[Dataset items]
----------------------------------------

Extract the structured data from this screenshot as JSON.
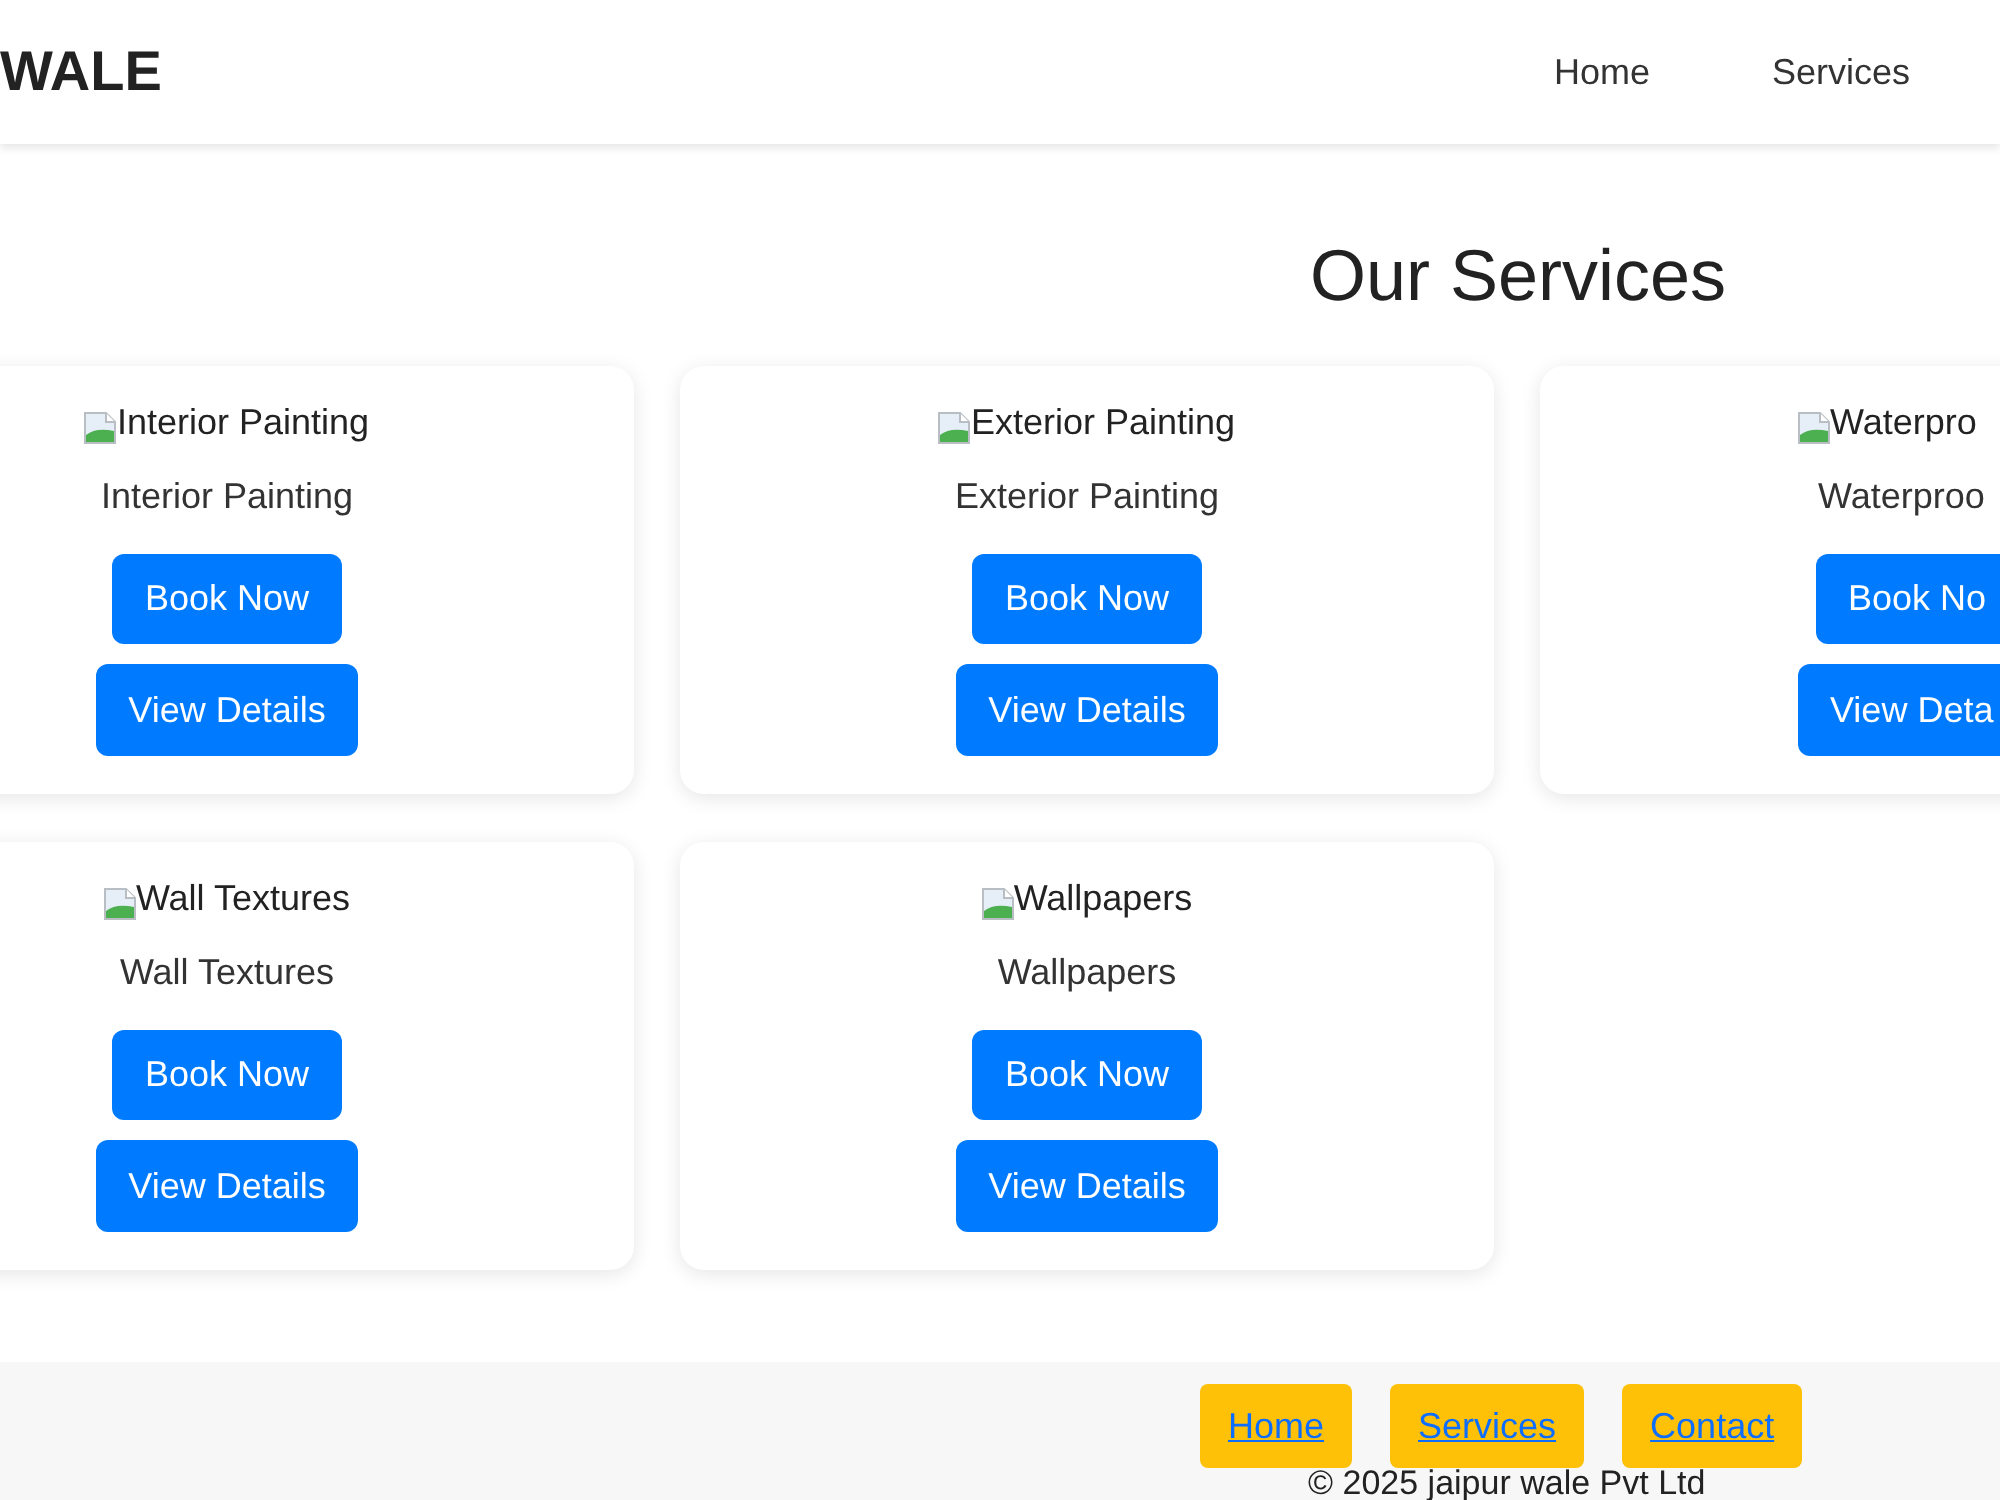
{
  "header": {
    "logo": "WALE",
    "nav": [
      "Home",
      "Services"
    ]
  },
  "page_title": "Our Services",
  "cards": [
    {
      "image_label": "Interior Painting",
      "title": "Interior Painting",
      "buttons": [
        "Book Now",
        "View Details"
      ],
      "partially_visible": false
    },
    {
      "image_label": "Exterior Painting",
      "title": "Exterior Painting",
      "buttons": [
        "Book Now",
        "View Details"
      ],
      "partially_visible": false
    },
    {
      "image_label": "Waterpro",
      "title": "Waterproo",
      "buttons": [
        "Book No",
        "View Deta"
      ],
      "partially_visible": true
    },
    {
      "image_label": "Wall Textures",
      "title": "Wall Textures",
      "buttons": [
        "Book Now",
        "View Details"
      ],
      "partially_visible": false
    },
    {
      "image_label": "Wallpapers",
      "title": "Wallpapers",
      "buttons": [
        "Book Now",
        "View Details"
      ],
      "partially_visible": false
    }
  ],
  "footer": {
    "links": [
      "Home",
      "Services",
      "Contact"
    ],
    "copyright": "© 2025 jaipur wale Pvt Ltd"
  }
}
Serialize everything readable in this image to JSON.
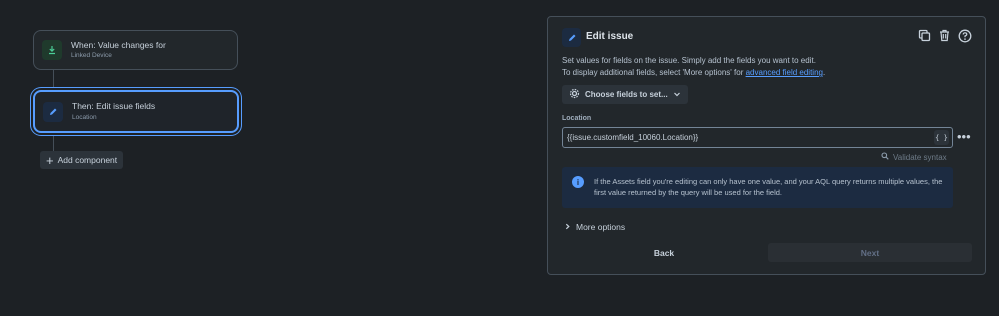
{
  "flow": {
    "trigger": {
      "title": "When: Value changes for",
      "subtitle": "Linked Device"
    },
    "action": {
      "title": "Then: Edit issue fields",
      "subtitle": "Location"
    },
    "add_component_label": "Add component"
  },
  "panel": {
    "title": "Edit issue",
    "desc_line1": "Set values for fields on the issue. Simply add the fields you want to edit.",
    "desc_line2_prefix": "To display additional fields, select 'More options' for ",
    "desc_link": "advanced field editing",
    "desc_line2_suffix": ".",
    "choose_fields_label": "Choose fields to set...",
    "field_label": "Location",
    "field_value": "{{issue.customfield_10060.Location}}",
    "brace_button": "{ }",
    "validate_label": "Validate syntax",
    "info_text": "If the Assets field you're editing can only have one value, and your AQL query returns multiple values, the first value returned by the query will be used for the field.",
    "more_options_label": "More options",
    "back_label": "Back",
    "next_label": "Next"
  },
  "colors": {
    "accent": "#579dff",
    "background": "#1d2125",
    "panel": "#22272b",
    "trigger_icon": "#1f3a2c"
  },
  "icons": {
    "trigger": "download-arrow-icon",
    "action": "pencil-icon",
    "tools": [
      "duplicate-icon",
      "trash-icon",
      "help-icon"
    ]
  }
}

----------------------------------------

**PROBLEM TO SOLVE**
Count the lines of the data that include the string "More", and give only that number.

**ANSWER FOR THIS EXERCISE**
2